_WHAT THE TASK REQUIRES_
Skip the pictures. Repeat everything else in the records word for word.
··· EXTRACTED INFORMATION
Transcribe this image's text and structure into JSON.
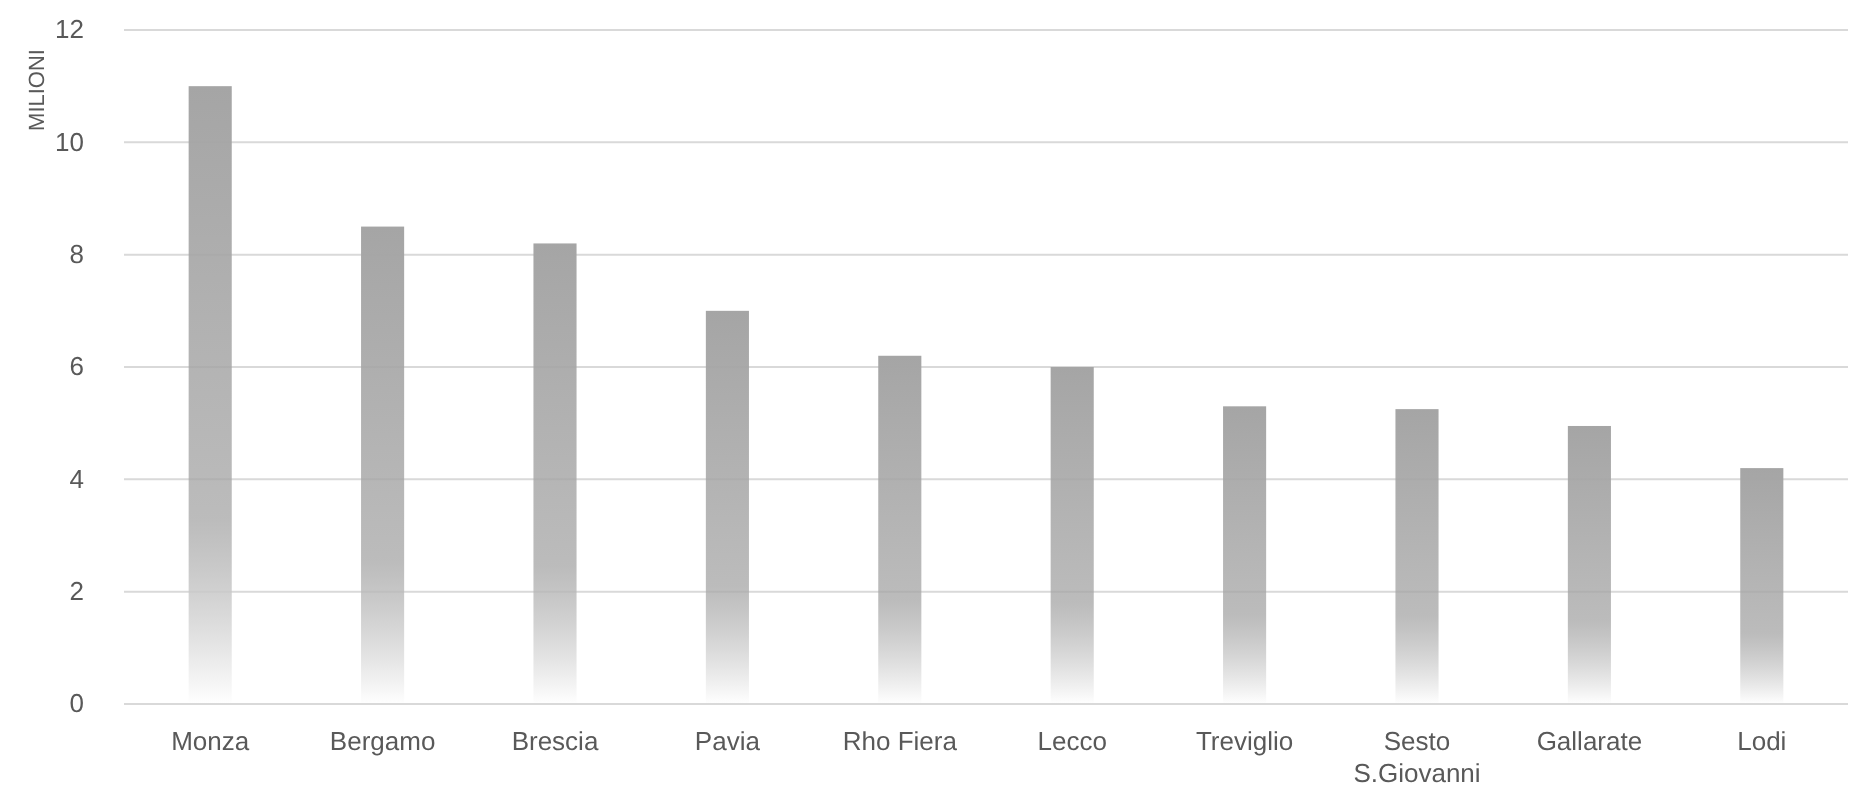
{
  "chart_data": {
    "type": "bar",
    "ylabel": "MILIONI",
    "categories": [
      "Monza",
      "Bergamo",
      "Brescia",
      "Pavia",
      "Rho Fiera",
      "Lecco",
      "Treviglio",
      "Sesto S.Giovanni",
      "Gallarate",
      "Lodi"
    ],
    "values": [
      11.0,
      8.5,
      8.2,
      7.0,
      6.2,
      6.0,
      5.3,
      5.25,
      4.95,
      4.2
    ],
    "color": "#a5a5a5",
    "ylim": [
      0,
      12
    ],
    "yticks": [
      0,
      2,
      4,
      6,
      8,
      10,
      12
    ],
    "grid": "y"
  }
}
······
_SOLUTION FOR THIS PROBLEM_
Transcribe this image's text and structure into JSON.
{
  "chart_data": {
    "type": "bar",
    "ylabel": "MILIONI",
    "categories": [
      "Monza",
      "Bergamo",
      "Brescia",
      "Pavia",
      "Rho Fiera",
      "Lecco",
      "Treviglio",
      "Sesto S.Giovanni",
      "Gallarate",
      "Lodi"
    ],
    "values": [
      11.0,
      8.5,
      8.2,
      7.0,
      6.2,
      6.0,
      5.3,
      5.25,
      4.95,
      4.2
    ],
    "color": "#a5a5a5",
    "ylim": [
      0,
      12
    ],
    "yticks": [
      0,
      2,
      4,
      6,
      8,
      10,
      12
    ],
    "grid": "y"
  }
}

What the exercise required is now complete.